Work required.
Each entry must be given again exactly; images do not belong in the copy.

[Data excerpts]
>> BEGIN

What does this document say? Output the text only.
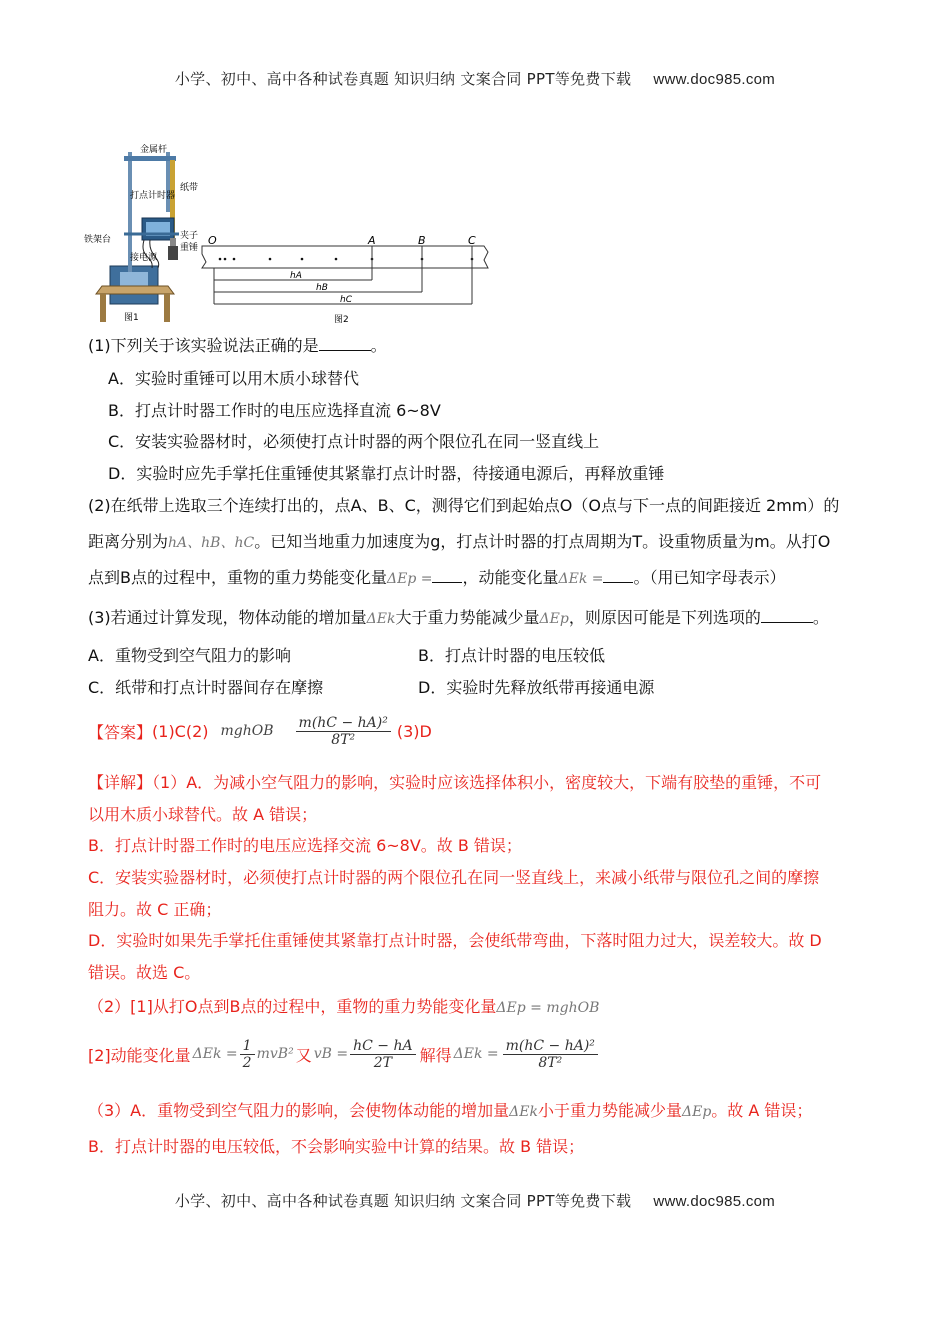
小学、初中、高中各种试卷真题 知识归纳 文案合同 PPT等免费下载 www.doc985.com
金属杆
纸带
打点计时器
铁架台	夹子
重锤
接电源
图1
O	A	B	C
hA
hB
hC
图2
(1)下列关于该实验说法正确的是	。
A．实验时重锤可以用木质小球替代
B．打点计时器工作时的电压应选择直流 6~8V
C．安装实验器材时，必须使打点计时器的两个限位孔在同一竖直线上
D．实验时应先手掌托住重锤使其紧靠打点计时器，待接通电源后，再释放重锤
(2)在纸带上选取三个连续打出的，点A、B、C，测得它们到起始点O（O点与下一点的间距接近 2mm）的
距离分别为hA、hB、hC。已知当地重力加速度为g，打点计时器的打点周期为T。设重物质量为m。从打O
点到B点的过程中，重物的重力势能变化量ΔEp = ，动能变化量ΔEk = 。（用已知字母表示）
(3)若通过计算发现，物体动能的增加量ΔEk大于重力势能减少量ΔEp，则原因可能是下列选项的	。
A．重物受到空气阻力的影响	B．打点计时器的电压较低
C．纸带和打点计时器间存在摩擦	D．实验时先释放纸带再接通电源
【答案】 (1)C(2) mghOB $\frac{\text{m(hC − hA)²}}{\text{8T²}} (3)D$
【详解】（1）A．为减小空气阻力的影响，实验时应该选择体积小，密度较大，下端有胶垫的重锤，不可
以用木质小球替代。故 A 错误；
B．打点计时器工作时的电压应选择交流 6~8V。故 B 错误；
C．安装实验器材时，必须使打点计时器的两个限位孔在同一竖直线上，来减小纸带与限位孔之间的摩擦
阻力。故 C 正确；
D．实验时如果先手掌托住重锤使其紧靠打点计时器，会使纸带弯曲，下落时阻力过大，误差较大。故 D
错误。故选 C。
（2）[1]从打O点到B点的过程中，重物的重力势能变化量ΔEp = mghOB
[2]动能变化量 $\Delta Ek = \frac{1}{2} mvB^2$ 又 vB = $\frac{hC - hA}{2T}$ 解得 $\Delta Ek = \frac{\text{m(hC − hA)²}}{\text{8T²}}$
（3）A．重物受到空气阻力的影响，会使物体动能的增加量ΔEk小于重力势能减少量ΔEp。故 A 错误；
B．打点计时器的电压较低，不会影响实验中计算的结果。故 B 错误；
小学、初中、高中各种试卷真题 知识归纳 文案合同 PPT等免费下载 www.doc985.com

>> END

Result of this task.
What does this document say? Output the text only.
小学、初中、高中各种试卷真题 知识归纳 文案合同 PPT等免费下载 www.doc985.com
金属杆
纸带
打点计时器
铁架台	夹子
重锤
接电源
图1
O	A	B	C
hA
hB
hC
图2
(1)下列关于该实验说法正确的是	。
A．实验时重锤可以用木质小球替代
B．打点计时器工作时的电压应选择直流 6~8V
C．安装实验器材时，必须使打点计时器的两个限位孔在同一竖直线上
D．实验时应先手掌托住重锤使其紧靠打点计时器，待接通电源后，再释放重锤
(2)在纸带上选取三个连续打出的，点A、B、C，测得它们到起始点O（O点与下一点的间距接近 2mm）的
距离分别为hA、hB、hC。已知当地重力加速度为g，打点计时器的打点周期为T。设重物质量为m。从打O
点到B点的过程中，重物的重力势能变化量ΔEp = ，动能变化量ΔEk = 。（用已知字母表示）
(3)若通过计算发现，物体动能的增加量ΔEk大于重力势能减少量ΔEp，则原因可能是下列选项的	。
A．重物受到空气阻力的影响	B．打点计时器的电压较低
C．纸带和打点计时器间存在摩擦	D．实验时先释放纸带再接通电源
【答案】 (1)C(2) mghOB $\frac{\text{m(hC − hA)²}}{\text{8T²}} (3)D$
【详解】（1）A．为减小空气阻力的影响，实验时应该选择体积小，密度较大，下端有胶垫的重锤，不可
以用木质小球替代。故 A 错误；
B．打点计时器工作时的电压应选择交流 6~8V。故 B 错误；
C．安装实验器材时，必须使打点计时器的两个限位孔在同一竖直线上，来减小纸带与限位孔之间的摩擦
阻力。故 C 正确；
D．实验时如果先手掌托住重锤使其紧靠打点计时器，会使纸带弯曲，下落时阻力过大，误差较大。故 D
错误。故选 C。
（2）[1]从打O点到B点的过程中，重物的重力势能变化量ΔEp = mghOB
[2]动能变化量 $\Delta Ek = \frac{1}{2} mvB^2$ 又 vB = $\frac{hC - hA}{2T}$ 解得 $\Delta Ek = \frac{\text{m(hC − hA)²}}{\text{8T²}}$
（3）A．重物受到空气阻力的影响，会使物体动能的增加量ΔEk小于重力势能减少量ΔEp。故 A 错误；
B．打点计时器的电压较低，不会影响实验中计算的结果。故 B 错误；
小学、初中、高中各种试卷真题 知识归纳 文案合同 PPT等免费下载 www.doc985.com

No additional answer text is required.